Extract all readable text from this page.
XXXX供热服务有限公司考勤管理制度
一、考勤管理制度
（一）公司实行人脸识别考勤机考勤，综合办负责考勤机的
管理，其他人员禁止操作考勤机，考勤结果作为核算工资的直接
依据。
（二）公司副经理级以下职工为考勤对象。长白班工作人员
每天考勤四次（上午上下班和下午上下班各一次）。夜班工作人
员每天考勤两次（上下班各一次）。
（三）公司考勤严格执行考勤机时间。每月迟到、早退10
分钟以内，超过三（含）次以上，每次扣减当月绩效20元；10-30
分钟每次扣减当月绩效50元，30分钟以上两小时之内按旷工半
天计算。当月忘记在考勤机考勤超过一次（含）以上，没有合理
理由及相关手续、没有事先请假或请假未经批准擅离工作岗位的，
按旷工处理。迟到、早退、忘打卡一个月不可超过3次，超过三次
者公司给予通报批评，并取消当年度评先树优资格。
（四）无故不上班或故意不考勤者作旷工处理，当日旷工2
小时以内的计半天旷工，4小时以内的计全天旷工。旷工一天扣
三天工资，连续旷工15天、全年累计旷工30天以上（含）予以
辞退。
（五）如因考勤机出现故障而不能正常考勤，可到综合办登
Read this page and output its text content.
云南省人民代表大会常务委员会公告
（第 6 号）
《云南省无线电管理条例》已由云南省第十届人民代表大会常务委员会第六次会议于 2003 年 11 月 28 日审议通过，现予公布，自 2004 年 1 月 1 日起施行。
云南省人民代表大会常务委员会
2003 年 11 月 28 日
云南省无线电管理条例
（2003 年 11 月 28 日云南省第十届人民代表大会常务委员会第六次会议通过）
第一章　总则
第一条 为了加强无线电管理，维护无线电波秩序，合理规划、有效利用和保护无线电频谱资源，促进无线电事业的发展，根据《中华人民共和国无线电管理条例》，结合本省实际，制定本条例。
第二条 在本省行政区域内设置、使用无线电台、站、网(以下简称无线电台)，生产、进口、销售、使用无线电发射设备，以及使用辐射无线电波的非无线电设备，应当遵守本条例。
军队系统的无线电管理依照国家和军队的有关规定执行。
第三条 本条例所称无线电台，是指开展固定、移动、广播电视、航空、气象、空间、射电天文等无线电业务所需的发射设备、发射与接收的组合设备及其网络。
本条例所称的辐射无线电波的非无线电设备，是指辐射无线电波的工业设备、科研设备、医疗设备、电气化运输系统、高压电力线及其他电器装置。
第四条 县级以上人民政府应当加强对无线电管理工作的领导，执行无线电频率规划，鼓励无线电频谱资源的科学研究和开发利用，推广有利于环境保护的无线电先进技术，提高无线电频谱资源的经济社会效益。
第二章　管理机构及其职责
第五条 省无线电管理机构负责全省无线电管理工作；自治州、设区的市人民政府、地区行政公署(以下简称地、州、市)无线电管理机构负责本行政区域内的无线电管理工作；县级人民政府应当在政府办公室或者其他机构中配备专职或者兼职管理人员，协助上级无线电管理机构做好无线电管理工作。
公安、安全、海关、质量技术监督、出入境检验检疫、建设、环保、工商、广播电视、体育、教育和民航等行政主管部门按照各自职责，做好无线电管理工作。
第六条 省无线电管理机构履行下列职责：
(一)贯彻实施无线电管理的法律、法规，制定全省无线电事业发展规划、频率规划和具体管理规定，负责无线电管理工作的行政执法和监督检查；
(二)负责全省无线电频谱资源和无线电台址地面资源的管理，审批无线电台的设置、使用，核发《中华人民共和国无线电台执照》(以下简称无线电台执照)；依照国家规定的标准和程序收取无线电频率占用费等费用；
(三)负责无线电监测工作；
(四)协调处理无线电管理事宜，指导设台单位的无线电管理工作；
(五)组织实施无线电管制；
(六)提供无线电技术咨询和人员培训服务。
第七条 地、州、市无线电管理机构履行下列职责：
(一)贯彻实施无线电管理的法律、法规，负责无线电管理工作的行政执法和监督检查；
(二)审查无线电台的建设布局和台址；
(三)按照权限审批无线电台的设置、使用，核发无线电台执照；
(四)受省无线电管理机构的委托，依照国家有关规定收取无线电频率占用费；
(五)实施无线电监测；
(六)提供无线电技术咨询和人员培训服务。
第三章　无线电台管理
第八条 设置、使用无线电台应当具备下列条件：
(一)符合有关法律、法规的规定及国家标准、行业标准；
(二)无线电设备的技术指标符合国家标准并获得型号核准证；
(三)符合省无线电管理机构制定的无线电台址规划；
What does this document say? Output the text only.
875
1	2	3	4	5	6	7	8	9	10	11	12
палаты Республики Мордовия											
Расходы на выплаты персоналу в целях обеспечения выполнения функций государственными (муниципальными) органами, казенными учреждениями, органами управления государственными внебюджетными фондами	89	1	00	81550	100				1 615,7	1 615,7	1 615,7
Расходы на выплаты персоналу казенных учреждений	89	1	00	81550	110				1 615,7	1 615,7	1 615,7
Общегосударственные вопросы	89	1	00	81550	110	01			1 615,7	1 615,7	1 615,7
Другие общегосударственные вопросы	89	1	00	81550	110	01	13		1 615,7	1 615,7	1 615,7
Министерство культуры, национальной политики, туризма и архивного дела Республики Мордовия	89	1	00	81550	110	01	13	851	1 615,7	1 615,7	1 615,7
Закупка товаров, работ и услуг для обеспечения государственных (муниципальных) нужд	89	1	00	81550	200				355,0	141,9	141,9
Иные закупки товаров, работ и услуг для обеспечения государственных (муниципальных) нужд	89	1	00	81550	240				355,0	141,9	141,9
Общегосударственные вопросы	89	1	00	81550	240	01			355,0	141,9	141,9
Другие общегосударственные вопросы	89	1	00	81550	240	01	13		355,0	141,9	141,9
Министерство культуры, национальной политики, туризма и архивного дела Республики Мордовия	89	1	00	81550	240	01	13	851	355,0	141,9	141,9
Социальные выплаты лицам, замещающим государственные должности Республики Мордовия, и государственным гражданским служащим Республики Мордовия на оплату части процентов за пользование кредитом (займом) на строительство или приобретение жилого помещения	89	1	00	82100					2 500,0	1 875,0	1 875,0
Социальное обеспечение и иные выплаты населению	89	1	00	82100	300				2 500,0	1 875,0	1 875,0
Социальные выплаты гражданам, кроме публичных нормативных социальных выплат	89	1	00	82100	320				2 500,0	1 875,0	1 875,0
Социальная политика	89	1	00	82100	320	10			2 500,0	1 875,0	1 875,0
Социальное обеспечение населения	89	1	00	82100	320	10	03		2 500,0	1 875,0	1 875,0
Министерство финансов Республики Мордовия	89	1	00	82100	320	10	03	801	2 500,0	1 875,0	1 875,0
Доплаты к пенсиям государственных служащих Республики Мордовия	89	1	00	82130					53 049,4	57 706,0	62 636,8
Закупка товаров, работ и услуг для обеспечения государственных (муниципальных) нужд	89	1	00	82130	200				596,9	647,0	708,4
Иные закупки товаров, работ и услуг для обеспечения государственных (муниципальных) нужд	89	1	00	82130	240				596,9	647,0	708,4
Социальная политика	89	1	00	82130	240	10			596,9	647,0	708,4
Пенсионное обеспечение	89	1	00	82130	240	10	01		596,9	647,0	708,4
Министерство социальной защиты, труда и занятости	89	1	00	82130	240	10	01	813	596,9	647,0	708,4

**Aim of the exercise:**
Filter the listing above by the word "Министерство"; copy each line that passes.

**Completed exercise:**
Министерство культуры, национальной политики, туризма и архивного дела Республики Мордовия	89	1	00	81550	110	01	13	851	1 615,7	1 615,7	1 615,7
Министерство культуры, национальной политики, туризма и архивного дела Республики Мордовия	89	1	00	81550	240	01	13	851	355,0	141,9	141,9
Министерство финансов Республики Мордовия	89	1	00	82100	320	10	03	801	2 500,0	1 875,0	1 875,0
Министерство социальной защиты, труда и занятости	89	1	00	82130	240	10	01	813	596,9	647,0	708,4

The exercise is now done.